### [THE EXERCISE]
Extract every line below that contains the word "this".

### [STORED DATA]
%%

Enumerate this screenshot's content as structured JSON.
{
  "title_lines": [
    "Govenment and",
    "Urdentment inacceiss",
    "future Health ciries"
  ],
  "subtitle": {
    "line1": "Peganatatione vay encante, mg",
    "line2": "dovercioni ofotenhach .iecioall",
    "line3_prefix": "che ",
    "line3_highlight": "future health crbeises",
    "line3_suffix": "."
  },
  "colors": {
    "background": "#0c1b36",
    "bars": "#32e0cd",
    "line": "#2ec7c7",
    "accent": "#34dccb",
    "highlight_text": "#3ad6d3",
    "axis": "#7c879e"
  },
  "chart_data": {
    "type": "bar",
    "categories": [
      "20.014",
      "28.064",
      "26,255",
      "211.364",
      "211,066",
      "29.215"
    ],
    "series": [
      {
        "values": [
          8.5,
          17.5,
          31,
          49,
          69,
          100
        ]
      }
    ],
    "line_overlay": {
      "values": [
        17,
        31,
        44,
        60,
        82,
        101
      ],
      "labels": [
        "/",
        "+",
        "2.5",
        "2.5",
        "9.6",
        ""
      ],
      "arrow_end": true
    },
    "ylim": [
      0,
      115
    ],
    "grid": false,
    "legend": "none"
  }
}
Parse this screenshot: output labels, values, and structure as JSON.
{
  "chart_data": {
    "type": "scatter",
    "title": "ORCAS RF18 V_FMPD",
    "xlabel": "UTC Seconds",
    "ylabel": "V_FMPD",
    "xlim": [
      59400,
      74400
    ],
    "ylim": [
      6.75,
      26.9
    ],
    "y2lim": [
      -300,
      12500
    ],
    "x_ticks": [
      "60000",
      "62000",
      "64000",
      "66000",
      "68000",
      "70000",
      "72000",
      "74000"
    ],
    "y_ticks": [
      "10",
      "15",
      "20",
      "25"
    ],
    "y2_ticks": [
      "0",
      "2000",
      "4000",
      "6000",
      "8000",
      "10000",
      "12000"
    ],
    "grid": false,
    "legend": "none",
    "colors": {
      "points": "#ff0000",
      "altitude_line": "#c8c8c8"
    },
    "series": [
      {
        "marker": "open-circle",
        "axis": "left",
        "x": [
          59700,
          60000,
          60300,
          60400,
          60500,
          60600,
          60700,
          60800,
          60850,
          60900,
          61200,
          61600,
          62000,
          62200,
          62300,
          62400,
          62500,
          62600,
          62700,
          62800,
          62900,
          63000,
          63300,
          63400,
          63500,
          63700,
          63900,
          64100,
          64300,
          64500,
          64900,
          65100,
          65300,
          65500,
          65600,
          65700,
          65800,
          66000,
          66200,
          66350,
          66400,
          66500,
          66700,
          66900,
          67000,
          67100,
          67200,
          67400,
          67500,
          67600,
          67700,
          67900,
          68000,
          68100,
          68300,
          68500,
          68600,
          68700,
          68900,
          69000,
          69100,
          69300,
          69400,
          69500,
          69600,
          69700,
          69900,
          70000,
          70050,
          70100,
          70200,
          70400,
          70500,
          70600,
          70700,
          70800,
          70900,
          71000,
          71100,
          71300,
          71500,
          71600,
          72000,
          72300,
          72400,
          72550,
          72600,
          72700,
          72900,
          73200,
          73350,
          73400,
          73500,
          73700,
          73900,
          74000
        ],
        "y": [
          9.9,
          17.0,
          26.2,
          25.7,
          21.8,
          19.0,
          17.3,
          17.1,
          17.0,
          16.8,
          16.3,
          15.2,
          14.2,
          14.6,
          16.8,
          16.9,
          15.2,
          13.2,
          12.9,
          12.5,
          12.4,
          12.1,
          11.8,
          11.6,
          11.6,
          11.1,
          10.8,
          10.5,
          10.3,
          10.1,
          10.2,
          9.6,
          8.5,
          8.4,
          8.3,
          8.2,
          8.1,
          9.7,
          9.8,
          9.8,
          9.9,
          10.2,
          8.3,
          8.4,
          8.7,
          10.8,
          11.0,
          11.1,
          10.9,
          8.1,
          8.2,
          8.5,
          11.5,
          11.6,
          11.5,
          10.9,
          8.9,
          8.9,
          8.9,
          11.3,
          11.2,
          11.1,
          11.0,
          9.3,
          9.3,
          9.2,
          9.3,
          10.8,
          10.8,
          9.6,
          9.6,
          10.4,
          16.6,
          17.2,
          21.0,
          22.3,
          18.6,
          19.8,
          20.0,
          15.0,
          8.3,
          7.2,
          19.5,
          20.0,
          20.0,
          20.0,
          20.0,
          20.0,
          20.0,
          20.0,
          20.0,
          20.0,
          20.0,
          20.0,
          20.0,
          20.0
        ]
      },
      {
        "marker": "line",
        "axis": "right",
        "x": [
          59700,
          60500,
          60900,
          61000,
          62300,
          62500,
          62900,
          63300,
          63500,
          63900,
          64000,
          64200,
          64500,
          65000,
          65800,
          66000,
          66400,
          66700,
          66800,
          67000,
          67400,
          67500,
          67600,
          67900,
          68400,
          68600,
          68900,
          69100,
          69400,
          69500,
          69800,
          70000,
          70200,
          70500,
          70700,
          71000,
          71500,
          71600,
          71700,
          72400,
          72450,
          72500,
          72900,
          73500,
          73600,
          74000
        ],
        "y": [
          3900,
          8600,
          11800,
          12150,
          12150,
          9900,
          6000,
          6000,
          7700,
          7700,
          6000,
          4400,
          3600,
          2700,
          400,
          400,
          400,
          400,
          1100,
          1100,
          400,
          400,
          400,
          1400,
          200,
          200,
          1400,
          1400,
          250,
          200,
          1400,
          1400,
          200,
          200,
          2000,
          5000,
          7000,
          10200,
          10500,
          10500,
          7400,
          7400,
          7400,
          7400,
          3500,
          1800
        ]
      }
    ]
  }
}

%%

### [THE SOLUTION]
Enumerate this screenshot's content as structured JSON.
Parse this screenshot: output labels, values, and structure as JSON.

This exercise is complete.